SUPPLIED ENTRIES:
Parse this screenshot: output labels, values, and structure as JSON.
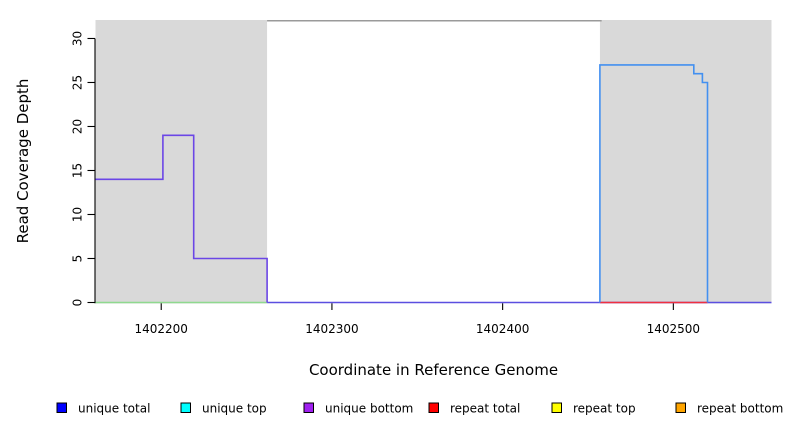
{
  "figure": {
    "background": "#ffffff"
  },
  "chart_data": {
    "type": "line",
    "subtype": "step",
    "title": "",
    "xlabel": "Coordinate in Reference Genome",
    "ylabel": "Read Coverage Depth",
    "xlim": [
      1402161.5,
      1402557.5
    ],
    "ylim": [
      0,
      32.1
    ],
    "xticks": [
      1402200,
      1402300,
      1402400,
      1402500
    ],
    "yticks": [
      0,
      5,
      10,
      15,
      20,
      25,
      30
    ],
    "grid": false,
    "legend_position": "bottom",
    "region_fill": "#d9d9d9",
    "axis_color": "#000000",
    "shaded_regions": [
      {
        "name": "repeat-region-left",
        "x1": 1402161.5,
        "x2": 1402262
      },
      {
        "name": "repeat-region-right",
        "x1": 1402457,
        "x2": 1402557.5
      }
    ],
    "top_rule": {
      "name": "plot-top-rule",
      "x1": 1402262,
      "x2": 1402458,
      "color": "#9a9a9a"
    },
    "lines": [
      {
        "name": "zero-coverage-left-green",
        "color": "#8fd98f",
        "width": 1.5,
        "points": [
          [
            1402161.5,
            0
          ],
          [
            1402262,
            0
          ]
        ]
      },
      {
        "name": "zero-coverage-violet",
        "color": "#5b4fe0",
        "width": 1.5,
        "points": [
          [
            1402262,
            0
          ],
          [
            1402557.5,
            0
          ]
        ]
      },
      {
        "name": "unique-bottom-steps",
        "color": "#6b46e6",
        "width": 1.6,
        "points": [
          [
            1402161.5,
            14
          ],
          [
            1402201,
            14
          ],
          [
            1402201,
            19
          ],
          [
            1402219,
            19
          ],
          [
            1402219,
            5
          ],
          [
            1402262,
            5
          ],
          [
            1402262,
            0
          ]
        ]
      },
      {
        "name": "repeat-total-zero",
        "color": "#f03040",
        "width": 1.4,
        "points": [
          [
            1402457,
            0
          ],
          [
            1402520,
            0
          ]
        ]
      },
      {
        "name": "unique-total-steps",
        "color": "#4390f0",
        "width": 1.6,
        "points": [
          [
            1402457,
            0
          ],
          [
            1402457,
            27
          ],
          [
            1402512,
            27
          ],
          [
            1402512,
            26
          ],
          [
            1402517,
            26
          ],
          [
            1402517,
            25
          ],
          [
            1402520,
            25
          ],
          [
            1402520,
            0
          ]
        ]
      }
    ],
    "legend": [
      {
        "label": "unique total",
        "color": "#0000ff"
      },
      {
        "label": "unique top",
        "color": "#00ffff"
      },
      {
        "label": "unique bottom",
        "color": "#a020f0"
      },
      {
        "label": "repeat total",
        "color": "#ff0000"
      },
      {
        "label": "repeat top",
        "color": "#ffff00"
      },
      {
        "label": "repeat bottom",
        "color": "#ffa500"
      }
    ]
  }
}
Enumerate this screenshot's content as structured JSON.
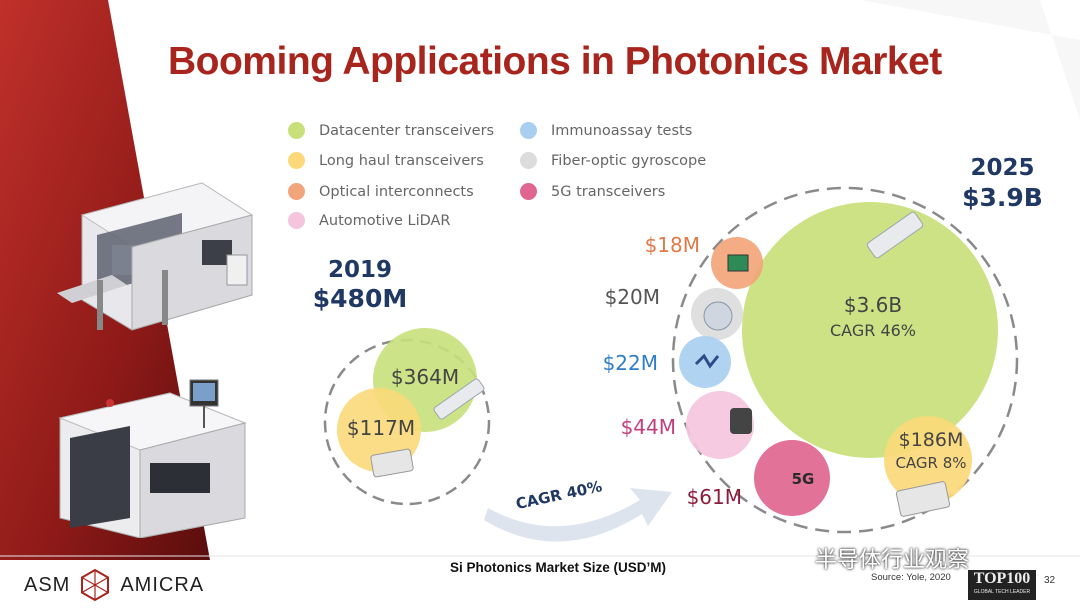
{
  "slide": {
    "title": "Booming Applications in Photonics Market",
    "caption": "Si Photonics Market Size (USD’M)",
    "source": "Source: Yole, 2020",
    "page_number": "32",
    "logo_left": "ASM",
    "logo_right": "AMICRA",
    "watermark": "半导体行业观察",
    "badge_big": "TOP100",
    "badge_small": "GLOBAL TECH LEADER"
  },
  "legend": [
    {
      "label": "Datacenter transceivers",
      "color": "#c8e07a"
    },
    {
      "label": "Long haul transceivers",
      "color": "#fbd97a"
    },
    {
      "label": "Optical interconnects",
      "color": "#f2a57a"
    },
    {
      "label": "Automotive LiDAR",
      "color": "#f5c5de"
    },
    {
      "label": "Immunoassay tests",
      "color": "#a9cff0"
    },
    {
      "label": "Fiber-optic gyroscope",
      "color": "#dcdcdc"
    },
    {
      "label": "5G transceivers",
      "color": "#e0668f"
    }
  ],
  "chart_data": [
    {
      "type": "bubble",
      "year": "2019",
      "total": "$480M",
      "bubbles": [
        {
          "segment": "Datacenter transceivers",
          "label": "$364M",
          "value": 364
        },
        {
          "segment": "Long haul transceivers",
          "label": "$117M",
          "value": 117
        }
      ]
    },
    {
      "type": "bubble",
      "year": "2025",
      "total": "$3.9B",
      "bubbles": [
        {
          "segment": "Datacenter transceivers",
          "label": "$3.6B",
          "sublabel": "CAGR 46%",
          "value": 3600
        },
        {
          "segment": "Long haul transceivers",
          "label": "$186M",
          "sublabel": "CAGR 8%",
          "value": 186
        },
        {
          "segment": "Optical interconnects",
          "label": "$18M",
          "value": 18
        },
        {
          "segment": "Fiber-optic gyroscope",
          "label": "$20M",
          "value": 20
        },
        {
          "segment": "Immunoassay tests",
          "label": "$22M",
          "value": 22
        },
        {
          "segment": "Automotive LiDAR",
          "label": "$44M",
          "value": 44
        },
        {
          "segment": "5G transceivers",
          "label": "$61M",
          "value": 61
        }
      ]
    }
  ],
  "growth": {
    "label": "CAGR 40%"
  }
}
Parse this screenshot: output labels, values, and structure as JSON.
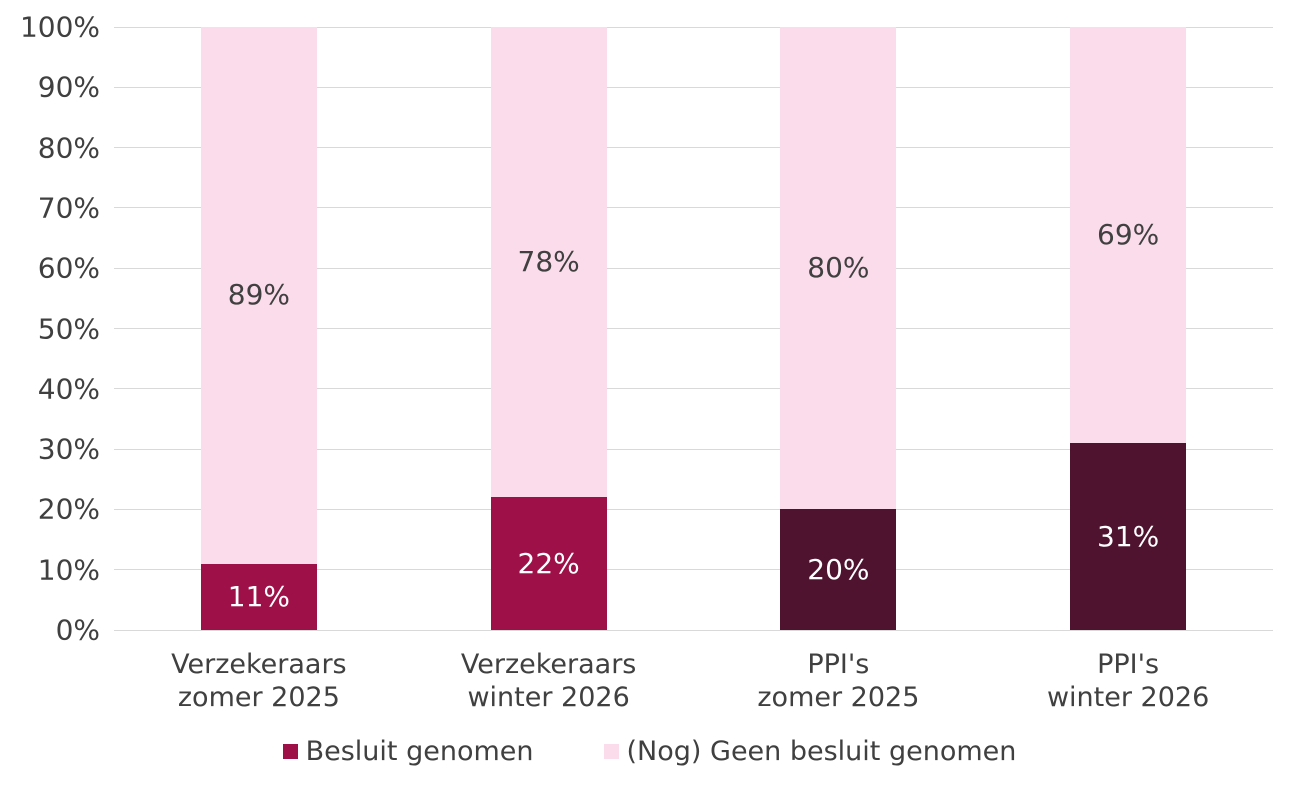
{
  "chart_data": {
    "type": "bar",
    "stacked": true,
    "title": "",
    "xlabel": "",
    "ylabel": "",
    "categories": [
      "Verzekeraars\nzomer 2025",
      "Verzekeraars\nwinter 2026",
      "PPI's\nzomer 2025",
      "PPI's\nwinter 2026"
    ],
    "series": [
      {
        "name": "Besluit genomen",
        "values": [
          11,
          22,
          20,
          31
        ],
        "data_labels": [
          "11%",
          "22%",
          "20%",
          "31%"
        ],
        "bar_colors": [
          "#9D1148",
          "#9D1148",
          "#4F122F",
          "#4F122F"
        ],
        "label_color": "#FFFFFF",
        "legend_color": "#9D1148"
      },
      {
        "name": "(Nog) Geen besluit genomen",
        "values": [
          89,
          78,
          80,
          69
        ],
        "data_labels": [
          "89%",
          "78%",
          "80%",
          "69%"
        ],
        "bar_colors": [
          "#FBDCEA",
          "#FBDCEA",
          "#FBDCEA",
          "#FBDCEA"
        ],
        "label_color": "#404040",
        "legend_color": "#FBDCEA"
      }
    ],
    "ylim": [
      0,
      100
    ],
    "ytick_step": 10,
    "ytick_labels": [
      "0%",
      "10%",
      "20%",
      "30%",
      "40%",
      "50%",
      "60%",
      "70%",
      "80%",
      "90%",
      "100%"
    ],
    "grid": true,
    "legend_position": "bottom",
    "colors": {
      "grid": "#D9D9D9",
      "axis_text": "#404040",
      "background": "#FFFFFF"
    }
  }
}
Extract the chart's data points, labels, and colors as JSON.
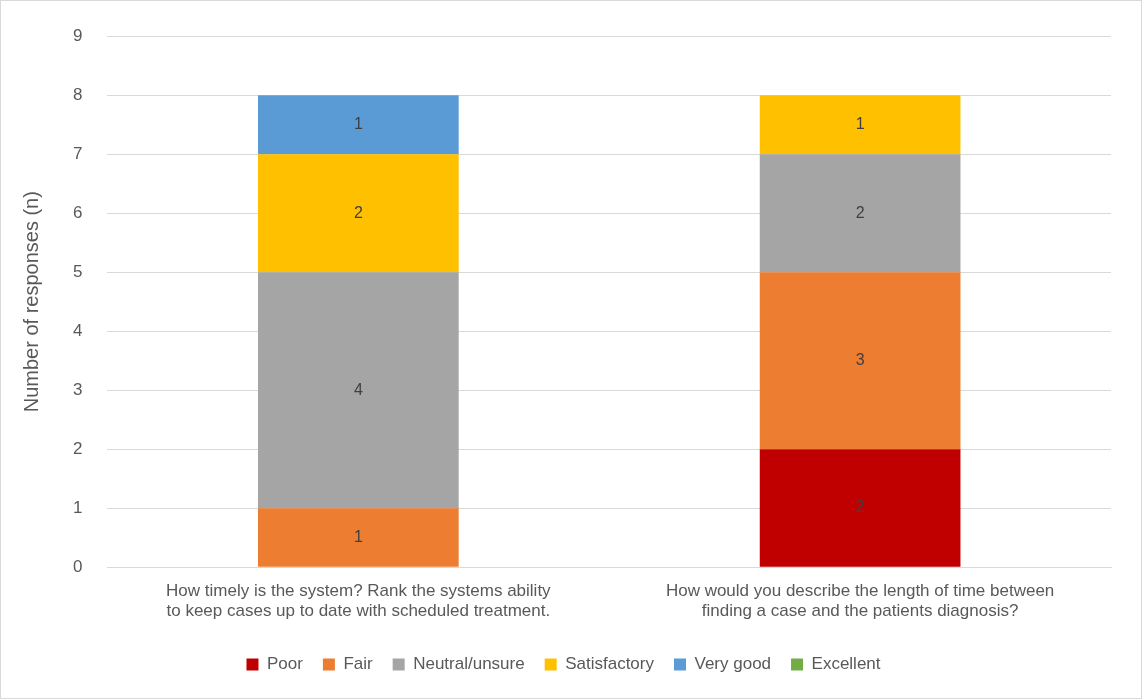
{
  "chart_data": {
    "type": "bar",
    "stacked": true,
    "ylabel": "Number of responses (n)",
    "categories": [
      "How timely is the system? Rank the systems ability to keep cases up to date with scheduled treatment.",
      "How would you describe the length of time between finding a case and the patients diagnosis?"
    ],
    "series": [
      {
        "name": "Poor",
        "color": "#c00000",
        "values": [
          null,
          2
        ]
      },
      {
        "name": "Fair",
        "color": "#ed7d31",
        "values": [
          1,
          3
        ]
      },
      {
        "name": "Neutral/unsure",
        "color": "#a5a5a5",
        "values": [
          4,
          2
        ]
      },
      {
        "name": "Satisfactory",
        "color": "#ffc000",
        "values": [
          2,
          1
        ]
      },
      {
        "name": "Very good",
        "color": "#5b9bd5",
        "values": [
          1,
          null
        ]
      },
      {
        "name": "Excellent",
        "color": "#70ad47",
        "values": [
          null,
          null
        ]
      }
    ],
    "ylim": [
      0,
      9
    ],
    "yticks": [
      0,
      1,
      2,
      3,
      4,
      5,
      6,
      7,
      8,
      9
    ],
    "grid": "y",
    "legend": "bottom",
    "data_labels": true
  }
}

THE PROBLEM:
If a line in the listing contains the string "genomen", copy it.

RESULT FOR THIS EXERCISE:
        "name": "Besluit genomen",
        "name": "(Nog) Geen besluit genomen",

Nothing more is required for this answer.